PROBLEM DETAILS:
The data below should be printed in full, exactly, and without any of its images.
— BEGIN —
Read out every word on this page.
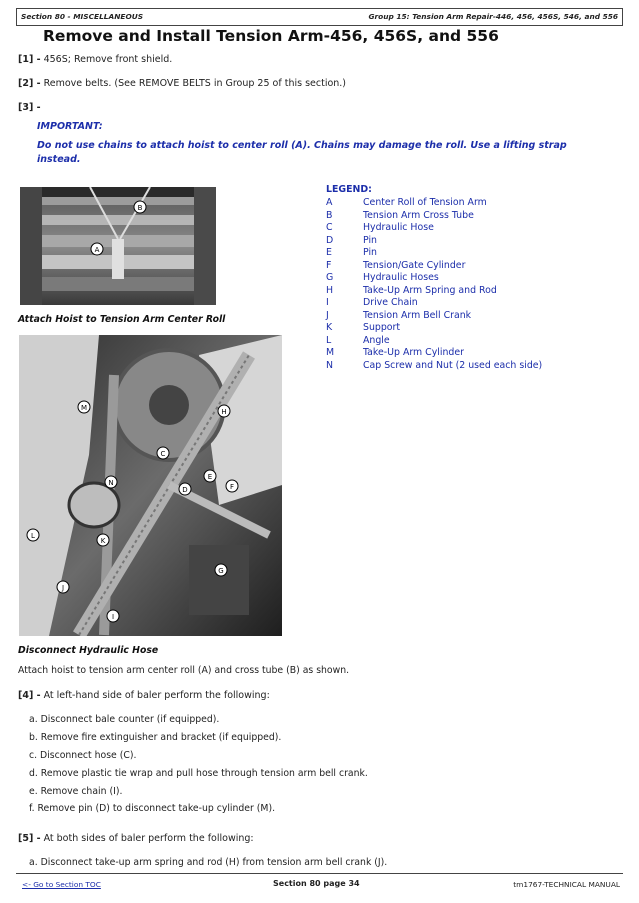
Section 80 - MISCELLANEOUS	Group 15: Tension Arm Repair-446, 456, 456S, 546, and 556
Remove and Install Tension Arm-456, 456S, and 556
[1] - 456S; Remove front shield.
[2] - Remove belts. (See REMOVE BELTS in Group 25 of this section.)
[3] -
IMPORTANT:
Do not use chains to attach hoist to center roll (A). Chains may damage the roll. Use a lifting strap
instead.
B
A
Attach Hoist to Tension Arm Center Roll
LEGEND:
A	Center Roll of Tension Arm
B	Tension Arm Cross Tube
C	Hydraulic Hose
D	Pin
E	Pin
F	Tension/Gate Cylinder
G	Hydraulic Hoses
H	Take-Up Arm Spring and Rod
I	Drive Chain
J	Tension Arm Bell Crank
K	Support
L	Angle
M	Take-Up Arm Cylinder
N	Cap Screw and Nut (2 used each side)
M	H
C
N
D
E
F
K
L
G
J
I
Disconnect Hydraulic Hose
Attach hoist to tension arm center roll (A) and cross tube (B) as shown.
[4] - At left-hand side of baler perform the following:
a. Disconnect bale counter (if equipped).
b. Remove fire extinguisher and bracket (if equipped).
c. Disconnect hose (C).
d. Remove plastic tie wrap and pull hose through tension arm bell crank.
e. Remove chain (I).
f. Remove pin (D) to disconnect take-up cylinder (M).
[5] - At both sides of baler perform the following:
a. Disconnect take-up arm spring and rod (H) from tension arm bell crank (J).
<- Go to Section TOC	Section 80 page 34	tm1767-TECHNICAL MANUAL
— END —
THE RESULT:
Read out every word on this page.
Section 80 - MISCELLANEOUS	Group 15: Tension Arm Repair-446, 456, 456S, 546, and 556
Remove and Install Tension Arm-456, 456S, and 556
[1] - 456S; Remove front shield.
[2] - Remove belts. (See REMOVE BELTS in Group 25 of this section.)
[3] -
IMPORTANT:
Do not use chains to attach hoist to center roll (A). Chains may damage the roll. Use a lifting strap
instead.
B
A
Attach Hoist to Tension Arm Center Roll
LEGEND:
A	Center Roll of Tension Arm
B	Tension Arm Cross Tube
C	Hydraulic Hose
D	Pin
E	Pin
F	Tension/Gate Cylinder
G	Hydraulic Hoses
H	Take-Up Arm Spring and Rod
I	Drive Chain
J	Tension Arm Bell Crank
K	Support
L	Angle
M	Take-Up Arm Cylinder
N	Cap Screw and Nut (2 used each side)
M	H
C
N
D
E
F
K
L
G
J
I
Disconnect Hydraulic Hose
Attach hoist to tension arm center roll (A) and cross tube (B) as shown.
[4] - At left-hand side of baler perform the following:
a. Disconnect bale counter (if equipped).
b. Remove fire extinguisher and bracket (if equipped).
c. Disconnect hose (C).
d. Remove plastic tie wrap and pull hose through tension arm bell crank.
e. Remove chain (I).
f. Remove pin (D) to disconnect take-up cylinder (M).
[5] - At both sides of baler perform the following:
a. Disconnect take-up arm spring and rod (H) from tension arm bell crank (J).
<- Go to Section TOC	Section 80 page 34	tm1767-TECHNICAL MANUAL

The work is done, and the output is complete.